* [Task goal]:
Below is a set of records; print all of them exactly as written.

==== Items ====

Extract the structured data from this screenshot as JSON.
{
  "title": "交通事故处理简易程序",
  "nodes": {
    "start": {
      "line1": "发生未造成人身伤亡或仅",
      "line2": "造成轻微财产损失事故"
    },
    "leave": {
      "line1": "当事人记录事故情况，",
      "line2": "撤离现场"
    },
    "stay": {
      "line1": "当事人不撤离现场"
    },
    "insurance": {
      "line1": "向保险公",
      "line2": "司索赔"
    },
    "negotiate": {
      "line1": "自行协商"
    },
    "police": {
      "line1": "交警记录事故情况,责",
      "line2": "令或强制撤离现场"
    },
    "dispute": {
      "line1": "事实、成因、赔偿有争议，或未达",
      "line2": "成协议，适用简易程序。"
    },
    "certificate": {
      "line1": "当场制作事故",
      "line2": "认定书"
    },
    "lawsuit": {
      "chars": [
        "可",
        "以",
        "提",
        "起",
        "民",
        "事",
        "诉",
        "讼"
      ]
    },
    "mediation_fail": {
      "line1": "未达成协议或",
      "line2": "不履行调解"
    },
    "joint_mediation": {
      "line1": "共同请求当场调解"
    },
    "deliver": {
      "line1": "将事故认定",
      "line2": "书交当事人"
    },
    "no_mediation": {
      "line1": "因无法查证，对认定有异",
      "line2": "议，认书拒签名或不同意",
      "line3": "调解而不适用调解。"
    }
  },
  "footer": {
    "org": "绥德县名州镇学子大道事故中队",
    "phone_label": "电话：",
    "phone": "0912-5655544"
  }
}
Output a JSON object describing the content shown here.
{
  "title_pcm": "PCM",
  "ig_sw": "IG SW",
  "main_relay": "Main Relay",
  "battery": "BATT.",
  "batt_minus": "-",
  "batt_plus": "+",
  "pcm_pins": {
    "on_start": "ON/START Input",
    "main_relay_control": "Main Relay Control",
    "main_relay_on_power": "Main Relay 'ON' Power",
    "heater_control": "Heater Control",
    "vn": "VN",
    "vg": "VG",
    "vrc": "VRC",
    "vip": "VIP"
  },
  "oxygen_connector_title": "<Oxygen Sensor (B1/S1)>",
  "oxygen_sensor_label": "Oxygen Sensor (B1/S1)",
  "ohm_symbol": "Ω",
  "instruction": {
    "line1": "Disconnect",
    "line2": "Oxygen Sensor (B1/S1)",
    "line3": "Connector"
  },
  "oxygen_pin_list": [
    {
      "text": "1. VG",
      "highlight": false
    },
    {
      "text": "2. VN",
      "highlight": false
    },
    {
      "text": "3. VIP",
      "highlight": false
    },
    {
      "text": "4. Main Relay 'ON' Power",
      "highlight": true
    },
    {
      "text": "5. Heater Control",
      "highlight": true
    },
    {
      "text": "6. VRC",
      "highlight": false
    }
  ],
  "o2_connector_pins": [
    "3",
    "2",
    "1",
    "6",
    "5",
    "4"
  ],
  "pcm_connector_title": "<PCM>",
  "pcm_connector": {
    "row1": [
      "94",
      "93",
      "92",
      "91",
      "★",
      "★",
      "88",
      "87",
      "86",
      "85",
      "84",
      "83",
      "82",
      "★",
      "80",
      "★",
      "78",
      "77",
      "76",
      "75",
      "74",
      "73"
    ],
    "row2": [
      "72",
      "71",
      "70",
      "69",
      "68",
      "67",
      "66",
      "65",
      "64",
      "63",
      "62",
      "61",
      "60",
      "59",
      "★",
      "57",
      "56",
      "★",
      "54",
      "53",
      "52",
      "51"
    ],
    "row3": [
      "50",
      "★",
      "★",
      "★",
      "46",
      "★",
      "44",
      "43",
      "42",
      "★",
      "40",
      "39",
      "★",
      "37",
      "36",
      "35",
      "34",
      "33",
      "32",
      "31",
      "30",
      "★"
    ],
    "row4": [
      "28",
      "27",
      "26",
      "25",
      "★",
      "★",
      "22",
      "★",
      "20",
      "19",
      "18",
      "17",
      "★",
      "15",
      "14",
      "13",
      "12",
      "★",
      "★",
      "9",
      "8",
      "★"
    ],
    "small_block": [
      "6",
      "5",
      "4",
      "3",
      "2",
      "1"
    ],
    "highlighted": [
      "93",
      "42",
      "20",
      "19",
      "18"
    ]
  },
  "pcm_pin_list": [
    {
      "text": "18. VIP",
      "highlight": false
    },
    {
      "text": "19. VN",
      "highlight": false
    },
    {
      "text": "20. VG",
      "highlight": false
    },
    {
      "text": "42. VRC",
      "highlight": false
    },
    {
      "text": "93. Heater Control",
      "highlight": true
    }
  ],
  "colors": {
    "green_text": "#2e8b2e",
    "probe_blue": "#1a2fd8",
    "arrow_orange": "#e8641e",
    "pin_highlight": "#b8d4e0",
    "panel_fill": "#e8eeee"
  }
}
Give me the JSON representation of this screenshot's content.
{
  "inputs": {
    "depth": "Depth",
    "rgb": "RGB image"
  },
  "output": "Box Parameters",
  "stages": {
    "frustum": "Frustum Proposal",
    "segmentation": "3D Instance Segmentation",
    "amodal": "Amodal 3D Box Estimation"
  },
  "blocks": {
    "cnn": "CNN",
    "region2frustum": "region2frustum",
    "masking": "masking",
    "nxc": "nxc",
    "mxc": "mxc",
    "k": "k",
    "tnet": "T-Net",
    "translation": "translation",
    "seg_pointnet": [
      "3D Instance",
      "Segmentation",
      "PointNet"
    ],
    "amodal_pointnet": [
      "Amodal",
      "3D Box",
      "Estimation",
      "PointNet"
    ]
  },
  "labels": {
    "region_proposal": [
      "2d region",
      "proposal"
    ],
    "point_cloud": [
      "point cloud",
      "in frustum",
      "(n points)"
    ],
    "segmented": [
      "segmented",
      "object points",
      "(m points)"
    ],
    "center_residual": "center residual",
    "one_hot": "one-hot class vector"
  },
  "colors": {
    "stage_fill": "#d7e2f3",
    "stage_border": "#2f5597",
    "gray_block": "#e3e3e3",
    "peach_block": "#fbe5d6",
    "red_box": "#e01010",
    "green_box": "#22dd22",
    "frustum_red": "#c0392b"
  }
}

====

* [The completed task]:
Extract the structured data from this screenshot as JSON.
{
  "title": "交通事故处理简易程序",
  "nodes": {
    "start": {
      "line1": "发生未造成人身伤亡或仅",
      "line2": "造成轻微财产损失事故"
    },
    "leave": {
      "line1": "当事人记录事故情况，",
      "line2": "撤离现场"
    },
    "stay": {
      "line1": "当事人不撤离现场"
    },
    "insurance": {
      "line1": "向保险公",
      "line2": "司索赔"
    },
    "negotiate": {
      "line1": "自行协商"
    },
    "police": {
      "line1": "交警记录事故情况,责",
      "line2": "令或强制撤离现场"
    },
    "dispute": {
      "line1": "事实、成因、赔偿有争议，或未达",
      "line2": "成协议，适用简易程序。"
    },
    "certificate": {
      "line1": "当场制作事故",
      "line2": "认定书"
    },
    "lawsuit": {
      "chars": [
        "可",
        "以",
        "提",
        "起",
        "民",
        "事",
        "诉",
        "讼"
      ]
    },
    "mediation_fail": {
      "line1": "未达成协议或",
      "line2": "不履行调解"
    },
    "joint_mediation": {
      "line1": "共同请求当场调解"
    },
    "deliver": {
      "line1": "将事故认定",
      "line2": "书交当事人"
    },
    "no_mediation": {
      "line1": "因无法查证，对认定有异",
      "line2": "议，认书拒签名或不同意",
      "line3": "调解而不适用调解。"
    }
  },
  "footer": {
    "org": "绥德县名州镇学子大道事故中队",
    "phone_label": "电话：",
    "phone": "0912-5655544"
  }
}
Output a JSON object describing the content shown here.
{
  "title_pcm": "PCM",
  "ig_sw": "IG SW",
  "main_relay": "Main Relay",
  "battery": "BATT.",
  "batt_minus": "-",
  "batt_plus": "+",
  "pcm_pins": {
    "on_start": "ON/START Input",
    "main_relay_control": "Main Relay Control",
    "main_relay_on_power": "Main Relay 'ON' Power",
    "heater_control": "Heater Control",
    "vn": "VN",
    "vg": "VG",
    "vrc": "VRC",
    "vip": "VIP"
  },
  "oxygen_connector_title": "<Oxygen Sensor (B1/S1)>",
  "oxygen_sensor_label": "Oxygen Sensor (B1/S1)",
  "ohm_symbol": "Ω",
  "instruction": {
    "line1": "Disconnect",
    "line2": "Oxygen Sensor (B1/S1)",
    "line3": "Connector"
  },
  "oxygen_pin_list": [
    {
      "text": "1. VG",
      "highlight": false
    },
    {
      "text": "2. VN",
      "highlight": false
    },
    {
      "text": "3. VIP",
      "highlight": false
    },
    {
      "text": "4. Main Relay 'ON' Power",
      "highlight": true
    },
    {
      "text": "5. Heater Control",
      "highlight": true
    },
    {
      "text": "6. VRC",
      "highlight": false
    }
  ],
  "o2_connector_pins": [
    "3",
    "2",
    "1",
    "6",
    "5",
    "4"
  ],
  "pcm_connector_title": "<PCM>",
  "pcm_connector": {
    "row1": [
      "94",
      "93",
      "92",
      "91",
      "★",
      "★",
      "88",
      "87",
      "86",
      "85",
      "84",
      "83",
      "82",
      "★",
      "80",
      "★",
      "78",
      "77",
      "76",
      "75",
      "74",
      "73"
    ],
    "row2": [
      "72",
      "71",
      "70",
      "69",
      "68",
      "67",
      "66",
      "65",
      "64",
      "63",
      "62",
      "61",
      "60",
      "59",
      "★",
      "57",
      "56",
      "★",
      "54",
      "53",
      "52",
      "51"
    ],
    "row3": [
      "50",
      "★",
      "★",
      "★",
      "46",
      "★",
      "44",
      "43",
      "42",
      "★",
      "40",
      "39",
      "★",
      "37",
      "36",
      "35",
      "34",
      "33",
      "32",
      "31",
      "30",
      "★"
    ],
    "row4": [
      "28",
      "27",
      "26",
      "25",
      "★",
      "★",
      "22",
      "★",
      "20",
      "19",
      "18",
      "17",
      "★",
      "15",
      "14",
      "13",
      "12",
      "★",
      "★",
      "9",
      "8",
      "★"
    ],
    "small_block": [
      "6",
      "5",
      "4",
      "3",
      "2",
      "1"
    ],
    "highlighted": [
      "93",
      "42",
      "20",
      "19",
      "18"
    ]
  },
  "pcm_pin_list": [
    {
      "text": "18. VIP",
      "highlight": false
    },
    {
      "text": "19. VN",
      "highlight": false
    },
    {
      "text": "20. VG",
      "highlight": false
    },
    {
      "text": "42. VRC",
      "highlight": false
    },
    {
      "text": "93. Heater Control",
      "highlight": true
    }
  ],
  "colors": {
    "green_text": "#2e8b2e",
    "probe_blue": "#1a2fd8",
    "arrow_orange": "#e8641e",
    "pin_highlight": "#b8d4e0",
    "panel_fill": "#e8eeee"
  }
}
Give me the JSON representation of this screenshot's content.
{
  "inputs": {
    "depth": "Depth",
    "rgb": "RGB image"
  },
  "output": "Box Parameters",
  "stages": {
    "frustum": "Frustum Proposal",
    "segmentation": "3D Instance Segmentation",
    "amodal": "Amodal 3D Box Estimation"
  },
  "blocks": {
    "cnn": "CNN",
    "region2frustum": "region2frustum",
    "masking": "masking",
    "nxc": "nxc",
    "mxc": "mxc",
    "k": "k",
    "tnet": "T-Net",
    "translation": "translation",
    "seg_pointnet": [
      "3D Instance",
      "Segmentation",
      "PointNet"
    ],
    "amodal_pointnet": [
      "Amodal",
      "3D Box",
      "Estimation",
      "PointNet"
    ]
  },
  "labels": {
    "region_proposal": [
      "2d region",
      "proposal"
    ],
    "point_cloud": [
      "point cloud",
      "in frustum",
      "(n points)"
    ],
    "segmented": [
      "segmented",
      "object points",
      "(m points)"
    ],
    "center_residual": "center residual",
    "one_hot": "one-hot class vector"
  },
  "colors": {
    "stage_fill": "#d7e2f3",
    "stage_border": "#2f5597",
    "gray_block": "#e3e3e3",
    "peach_block": "#fbe5d6",
    "red_box": "#e01010",
    "green_box": "#22dd22",
    "frustum_red": "#c0392b"
  }
}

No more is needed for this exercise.